# RECORDS PROVIDED start

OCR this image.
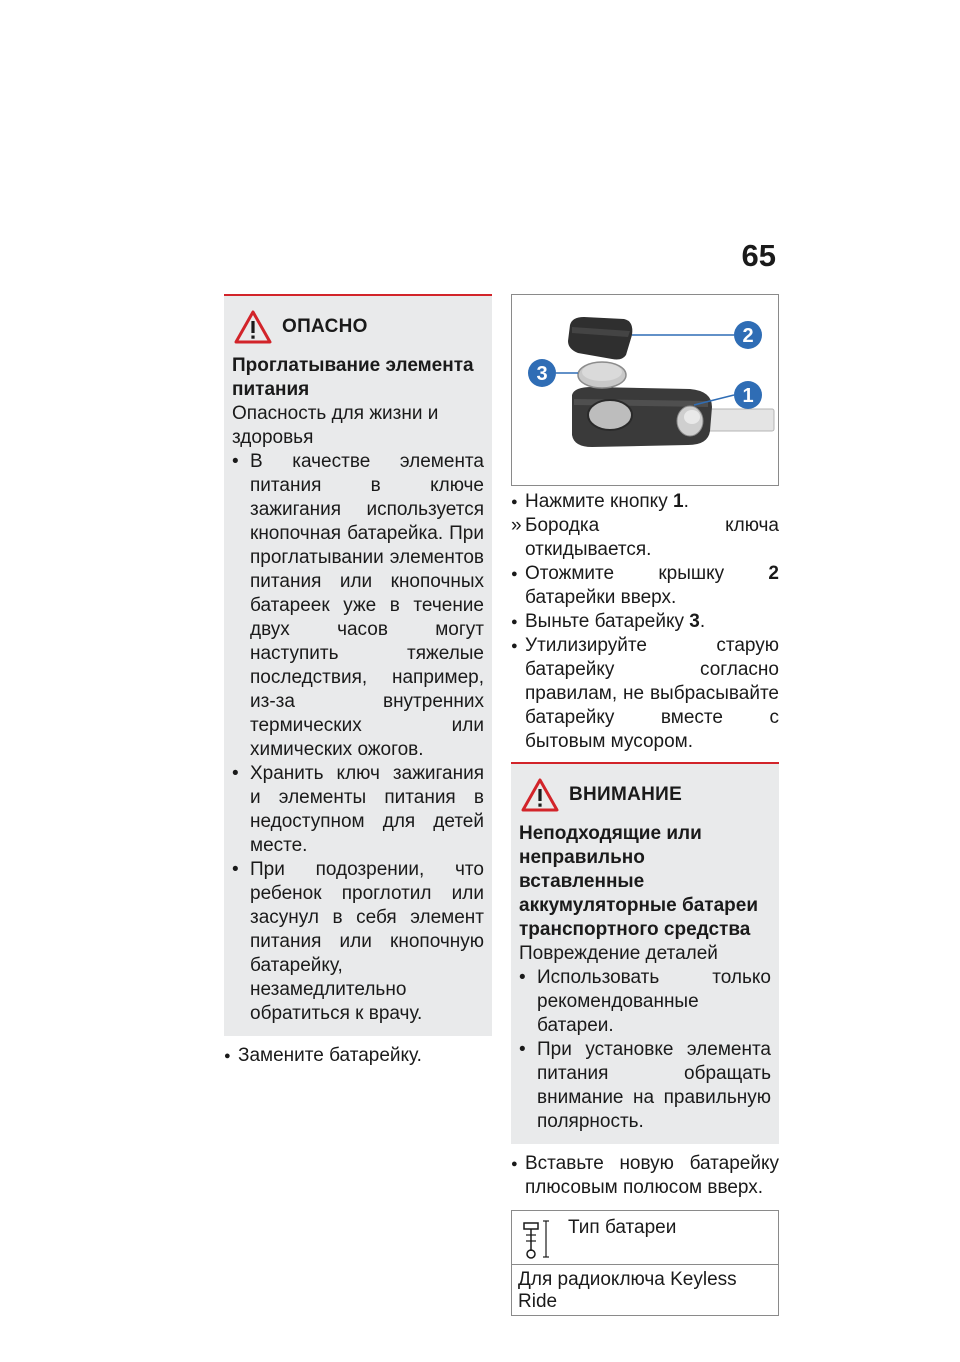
65
ОПАСНО
Проглатывание элемента питания
Опасность для жизни и здоровья
•
В качестве элемента питания в ключе зажигания используется кнопочная батарейка. При проглатывании элементов питания или кнопочных батареек уже в течение двух часов могут наступить тяжелые последствия, например, из-за внутренних термических или химических ожогов.
•
Хранить ключ зажигания и элементы питания в недоступном для детей месте.
•
При подозрении, что ребенок проглотил или засунул в себя элемент питания или кнопочную батарейку, незамедлительно обратиться к врачу.
●
Замените батарейку.
2
3
1
●
Нажмите кнопку 1.
»
Бородка ключа откидывается.
●
Отожмите крышку 2 батарейки вверх.
●
Выньте батарейку 3.
●
Утилизируйте старую батарейку согласно правилам, не выбрасывайте батарейку вместе с бытовым мусором.
ВНИМАНИЕ
Неподходящие или неправильно вставленные аккумуляторные батареи транспортного средства
Повреждение деталей
•
Использовать только рекомендованные батареи.
•
При установке элемента питания обращать внимание на правильную полярность.
●
Вставьте новую батарейку плюсовым полюсом вверх.
Тип батареи
Для радиоключа Keyless Ride
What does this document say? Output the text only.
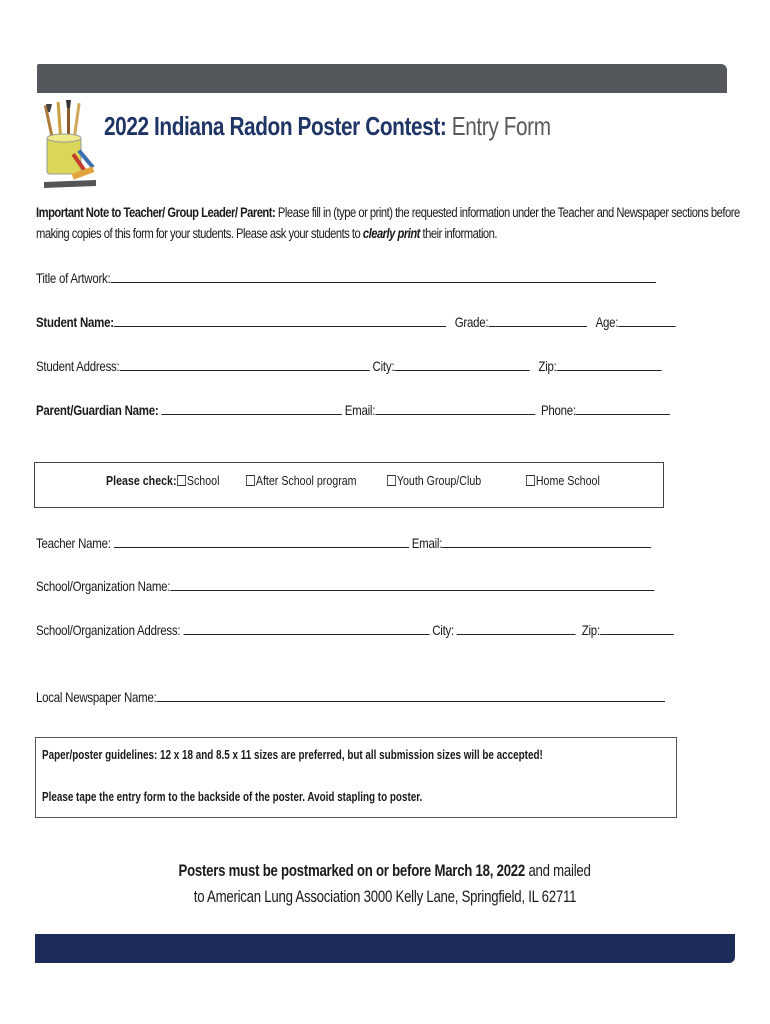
2022 Indiana Radon Poster Contest: Entry Form
Important Note to Teacher/ Group Leader/ Parent: Please fill in (type or print) the requested information under the Teacher and Newspaper sections before making copies of this form for your students. Please ask your students to clearly print their information.
Title of Artwork:
Student Name:	Grade:	Age:
Student Address:	City:	Zip:
Parent/Guardian Name:	Email:	Phone:
Please check: School	After School program	Youth Group/Club	Home School
Teacher Name:	Email:
School/Organization Name:
School/Organization Address:	City:	Zip:
Local Newspaper Name:
Paper/poster guidelines: 12 x 18 and 8.5 x 11 sizes are preferred, but all submission sizes will be accepted!
Please tape the entry form to the backside of the poster. Avoid stapling to poster.
Posters must be postmarked on or before March 18, 2022 and mailed
to American Lung Association 3000 Kelly Lane, Springfield, IL 62711
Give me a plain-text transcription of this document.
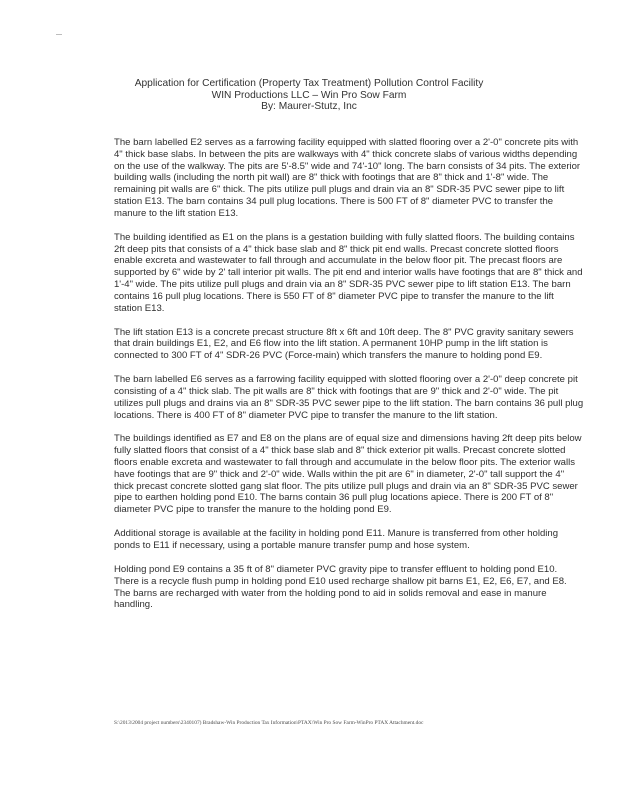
Application for Certification (Property Tax Treatment) Pollution Control Facility
WIN Productions LLC – Win Pro Sow Farm
By: Maurer-Stutz, Inc

The barn labelled E2 serves as a farrowing facility equipped with slatted flooring over a 2'-0" concrete pits with 4" thick base slabs. In between the pits are walkways with 4" thick concrete slabs of various widths depending on the use of the walkway. The pits are 5'-8.5" wide and 74'-10" long. The barn consists of 34 pits. The exterior building walls (including the north pit wall) are 8" thick with footings that are 8" thick and 1'-8" wide. The remaining pit walls are 6" thick. The pits utilize pull plugs and drain via an 8" SDR-35 PVC sewer pipe to lift station E13. The barn contains 34 pull plug locations. There is 500 FT of 8" diameter PVC to transfer the manure to the lift station E13.

The building identified as E1 on the plans is a gestation building with fully slatted floors. The building contains 2ft deep pits that consists of a 4" thick base slab and 8" thick pit end walls. Precast concrete slotted floors enable excreta and wastewater to fall through and accumulate in the below floor pit. The precast floors are supported by 6" wide by 2' tall interior pit walls. The pit end and interior walls have footings that are 8" thick and 1'-4" wide. The pits utilize pull plugs and drain via an 8" SDR-35 PVC sewer pipe to lift station E13. The barn contains 16 pull plug locations. There is 550 FT of 8" diameter PVC pipe to transfer the manure to the lift station E13.

The lift station E13 is a concrete precast structure 8ft x 6ft and 10ft deep. The 8" PVC gravity sanitary sewers that drain buildings E1, E2, and E6 flow into the lift station. A permanent 10HP pump in the lift station is connected to 300 FT of 4" SDR-26 PVC (Force-main) which transfers the manure to holding pond E9.

The barn labelled E6 serves as a farrowing facility equipped with slotted flooring over a 2'-0" deep concrete pit consisting of a 4" thick slab. The pit walls are 8" thick with footings that are 9" thick and 2'-0" wide. The pit utilizes pull plugs and drains via an 8" SDR-35 PVC sewer pipe to the lift station. The barn contains 36 pull plug locations. There is 400 FT of 8" diameter PVC pipe to transfer the manure to the lift station.

The buildings identified as E7 and E8 on the plans are of equal size and dimensions having 2ft deep pits below fully slatted floors that consist of a 4" thick base slab and 8" thick exterior pit walls. Precast concrete slotted floors enable excreta and wastewater to fall through and accumulate in the below floor pits. The exterior walls have footings that are 9" thick and 2'-0" wide. Walls within the pit are 6" in diameter, 2'-0" tall support the 4" thick precast concrete slotted gang slat floor. The pits utilize pull plugs and drain via an 8" SDR-35 PVC sewer pipe to earthen holding pond E10. The barns contain 36 pull plug locations apiece. There is 200 FT of 8" diameter PVC pipe to transfer the manure to the holding pond E9.

Additional storage is available at the facility in holding pond E11. Manure is transferred from other holding ponds to E11 if necessary, using a portable manure transfer pump and hose system.

Holding pond E9 contains a 35 ft of 8" diameter PVC gravity pipe to transfer effluent to holding pond E10. There is a recycle flush pump in holding pond E10 used recharge shallow pit barns E1, E2, E6, E7, and E8. The barns are recharged with water from the holding pond to aid in solids removal and ease in manure handling.

S:\2013\2004 project numbers\2340107) Bradshaw-Win Production Tax Information\PTAX\Win Pro Sow Farm-WinPro PTAX Attachment.doc
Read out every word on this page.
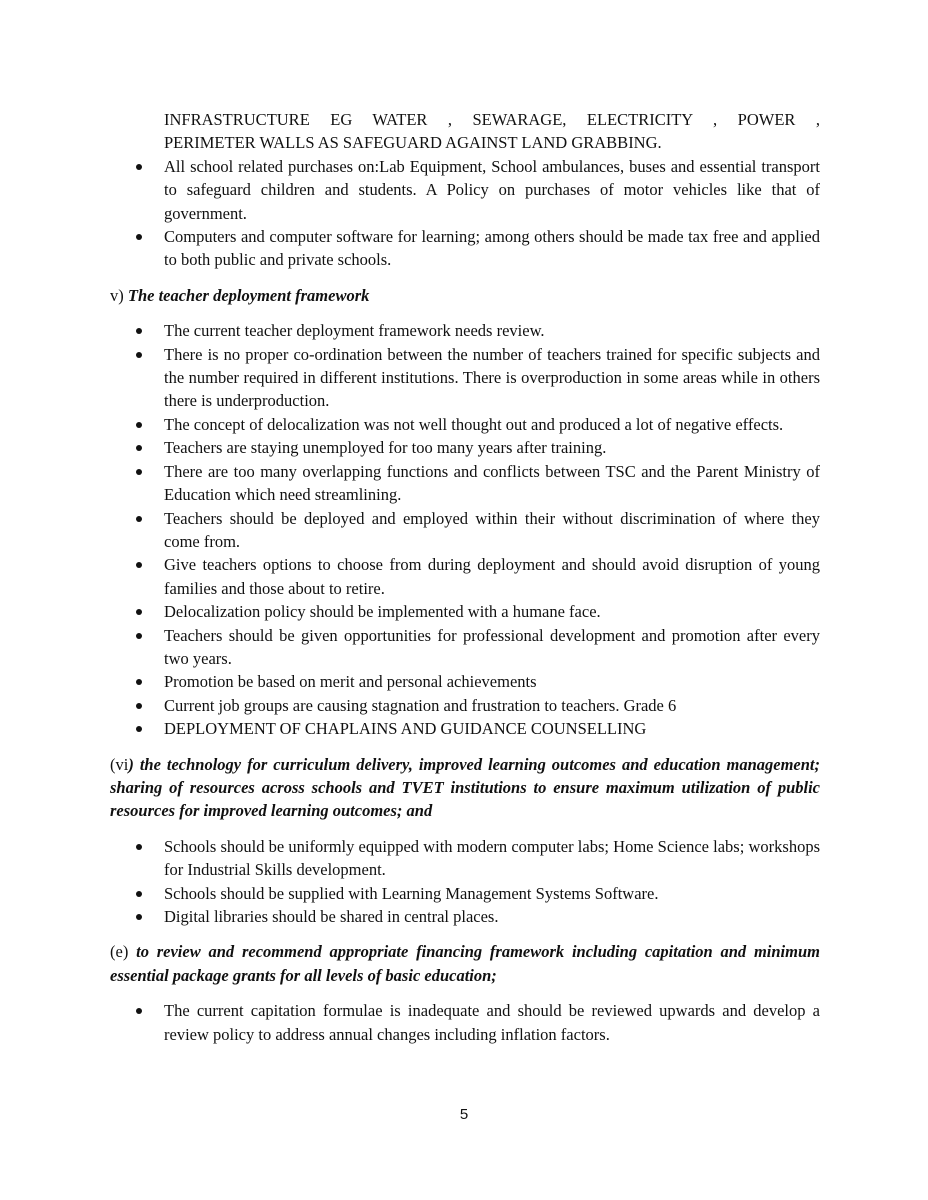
INFRASTRUCTURE EG WATER , SEWARAGE, ELECTRICITY , POWER ,
PERIMETER WALLS AS SAFEGUARD AGAINST LAND GRABBING.
All school related purchases on:Lab Equipment, School ambulances, buses and essential transport to safeguard children and students. A Policy on purchases of motor vehicles like that of government.
Computers and computer software for learning; among others should be made tax free and applied to both public and private schools.
v) The teacher deployment framework
The current teacher deployment framework needs review.
There is no proper co-ordination between the number of teachers trained for specific subjects and the number required in different institutions. There is overproduction in some areas while in others there is underproduction.
The concept of delocalization was not well thought out and produced a lot of negative effects.
Teachers are staying unemployed for too many years after training.
There are too many overlapping functions and conflicts between TSC and the Parent Ministry of Education which need streamlining.
Teachers should be deployed and employed within their without discrimination of where they come from.
Give teachers options to choose from during deployment and should avoid disruption of young families and those about to retire.
Delocalization policy should be implemented with a humane face.
Teachers should be given opportunities for professional development and promotion after every two years.
Promotion be based on merit and personal achievements
Current job groups are causing stagnation and frustration to teachers. Grade 6
DEPLOYMENT OF CHAPLAINS AND GUIDANCE COUNSELLING
(vi) the technology for curriculum delivery, improved learning outcomes and education management; sharing of resources across schools and TVET institutions to ensure maximum utilization of public resources for improved learning outcomes; and
Schools should be uniformly equipped with modern computer labs; Home Science labs; workshops for Industrial Skills development.
Schools should be supplied with Learning Management Systems Software.
Digital libraries should be shared in central places.
(e) to review and recommend appropriate financing framework including capitation and minimum essential package grants for all levels of basic education;
The current capitation formulae is inadequate and should be reviewed upwards and develop a review policy to address annual changes including inflation factors.
5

# RECORDS PROVIDED end

GOAL: Show every line from the listing above in which the string "Parent" appears.

REPLY:
Important Note to Teacher/ Group Leader/ Parent: Please fill in (type or print) the requested information under the Teacher and Newspaper sections before making copies of this form for your students. Please ask your students to clearly print their information.
Parent/Guardian Name:	Email:	Phone:
There are too many overlapping functions and conflicts between TSC and the Parent Ministry of Education which need streamlining.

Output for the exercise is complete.